Start EXTRACTED RECORDS
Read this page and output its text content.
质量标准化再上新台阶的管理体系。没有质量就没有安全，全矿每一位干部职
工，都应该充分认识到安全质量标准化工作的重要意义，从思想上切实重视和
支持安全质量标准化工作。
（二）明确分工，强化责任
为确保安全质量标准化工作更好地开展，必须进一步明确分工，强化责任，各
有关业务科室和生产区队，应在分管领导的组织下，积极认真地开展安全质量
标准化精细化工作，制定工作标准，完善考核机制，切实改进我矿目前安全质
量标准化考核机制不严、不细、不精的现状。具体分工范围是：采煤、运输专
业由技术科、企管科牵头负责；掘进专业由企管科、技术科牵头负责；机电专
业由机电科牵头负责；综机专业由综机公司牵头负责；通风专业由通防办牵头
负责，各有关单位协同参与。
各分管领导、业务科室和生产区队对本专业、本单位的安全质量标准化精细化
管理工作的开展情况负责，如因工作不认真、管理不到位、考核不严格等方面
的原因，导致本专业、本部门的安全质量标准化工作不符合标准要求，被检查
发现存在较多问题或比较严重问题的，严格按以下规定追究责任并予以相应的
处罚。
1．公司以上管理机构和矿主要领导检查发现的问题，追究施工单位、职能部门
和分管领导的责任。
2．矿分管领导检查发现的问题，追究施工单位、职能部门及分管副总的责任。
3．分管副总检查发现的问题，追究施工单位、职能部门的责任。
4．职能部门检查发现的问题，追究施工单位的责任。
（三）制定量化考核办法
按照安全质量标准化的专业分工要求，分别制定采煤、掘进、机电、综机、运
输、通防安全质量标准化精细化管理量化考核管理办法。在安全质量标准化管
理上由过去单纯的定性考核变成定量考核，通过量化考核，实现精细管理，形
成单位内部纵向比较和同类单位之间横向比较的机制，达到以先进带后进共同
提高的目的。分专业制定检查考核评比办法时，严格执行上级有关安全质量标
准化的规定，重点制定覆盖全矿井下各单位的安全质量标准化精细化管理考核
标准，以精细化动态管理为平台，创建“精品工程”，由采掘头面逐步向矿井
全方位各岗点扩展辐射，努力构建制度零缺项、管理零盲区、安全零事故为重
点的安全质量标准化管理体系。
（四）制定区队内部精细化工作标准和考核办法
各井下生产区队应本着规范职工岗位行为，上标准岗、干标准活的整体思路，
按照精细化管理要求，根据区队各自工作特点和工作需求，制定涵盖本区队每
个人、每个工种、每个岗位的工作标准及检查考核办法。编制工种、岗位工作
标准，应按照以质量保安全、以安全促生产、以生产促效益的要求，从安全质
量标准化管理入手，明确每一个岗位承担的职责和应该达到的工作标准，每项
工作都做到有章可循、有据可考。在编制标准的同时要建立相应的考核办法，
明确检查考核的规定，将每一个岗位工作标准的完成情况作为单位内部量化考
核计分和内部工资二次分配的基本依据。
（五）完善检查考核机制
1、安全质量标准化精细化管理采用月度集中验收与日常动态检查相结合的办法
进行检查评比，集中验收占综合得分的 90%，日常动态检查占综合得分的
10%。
End EXTRACTED RECORDS
[EXERCISE PROMPT]
Return the material in full, exactly as shown.

[RIGHT ANSWER]
Read this page and output its text content.
质量标准化再上新台阶的管理体系。没有质量就没有安全，全矿每一位干部职
工，都应该充分认识到安全质量标准化工作的重要意义，从思想上切实重视和
支持安全质量标准化工作。
（二）明确分工，强化责任
为确保安全质量标准化工作更好地开展，必须进一步明确分工，强化责任，各
有关业务科室和生产区队，应在分管领导的组织下，积极认真地开展安全质量
标准化精细化工作，制定工作标准，完善考核机制，切实改进我矿目前安全质
量标准化考核机制不严、不细、不精的现状。具体分工范围是：采煤、运输专
业由技术科、企管科牵头负责；掘进专业由企管科、技术科牵头负责；机电专
业由机电科牵头负责；综机专业由综机公司牵头负责；通风专业由通防办牵头
负责，各有关单位协同参与。
各分管领导、业务科室和生产区队对本专业、本单位的安全质量标准化精细化
管理工作的开展情况负责，如因工作不认真、管理不到位、考核不严格等方面
的原因，导致本专业、本部门的安全质量标准化工作不符合标准要求，被检查
发现存在较多问题或比较严重问题的，严格按以下规定追究责任并予以相应的
处罚。
1．公司以上管理机构和矿主要领导检查发现的问题，追究施工单位、职能部门
和分管领导的责任。
2．矿分管领导检查发现的问题，追究施工单位、职能部门及分管副总的责任。
3．分管副总检查发现的问题，追究施工单位、职能部门的责任。
4．职能部门检查发现的问题，追究施工单位的责任。
（三）制定量化考核办法
按照安全质量标准化的专业分工要求，分别制定采煤、掘进、机电、综机、运
输、通防安全质量标准化精细化管理量化考核管理办法。在安全质量标准化管
理上由过去单纯的定性考核变成定量考核，通过量化考核，实现精细管理，形
成单位内部纵向比较和同类单位之间横向比较的机制，达到以先进带后进共同
提高的目的。分专业制定检查考核评比办法时，严格执行上级有关安全质量标
准化的规定，重点制定覆盖全矿井下各单位的安全质量标准化精细化管理考核
标准，以精细化动态管理为平台，创建“精品工程”，由采掘头面逐步向矿井
全方位各岗点扩展辐射，努力构建制度零缺项、管理零盲区、安全零事故为重
点的安全质量标准化管理体系。
（四）制定区队内部精细化工作标准和考核办法
各井下生产区队应本着规范职工岗位行为，上标准岗、干标准活的整体思路，
按照精细化管理要求，根据区队各自工作特点和工作需求，制定涵盖本区队每
个人、每个工种、每个岗位的工作标准及检查考核办法。编制工种、岗位工作
标准，应按照以质量保安全、以安全促生产、以生产促效益的要求，从安全质
量标准化管理入手，明确每一个岗位承担的职责和应该达到的工作标准，每项
工作都做到有章可循、有据可考。在编制标准的同时要建立相应的考核办法，
明确检查考核的规定，将每一个岗位工作标准的完成情况作为单位内部量化考
核计分和内部工资二次分配的基本依据。
（五）完善检查考核机制
1、安全质量标准化精细化管理采用月度集中验收与日常动态检查相结合的办法
进行检查评比，集中验收占综合得分的 90%，日常动态检查占综合得分的
10%。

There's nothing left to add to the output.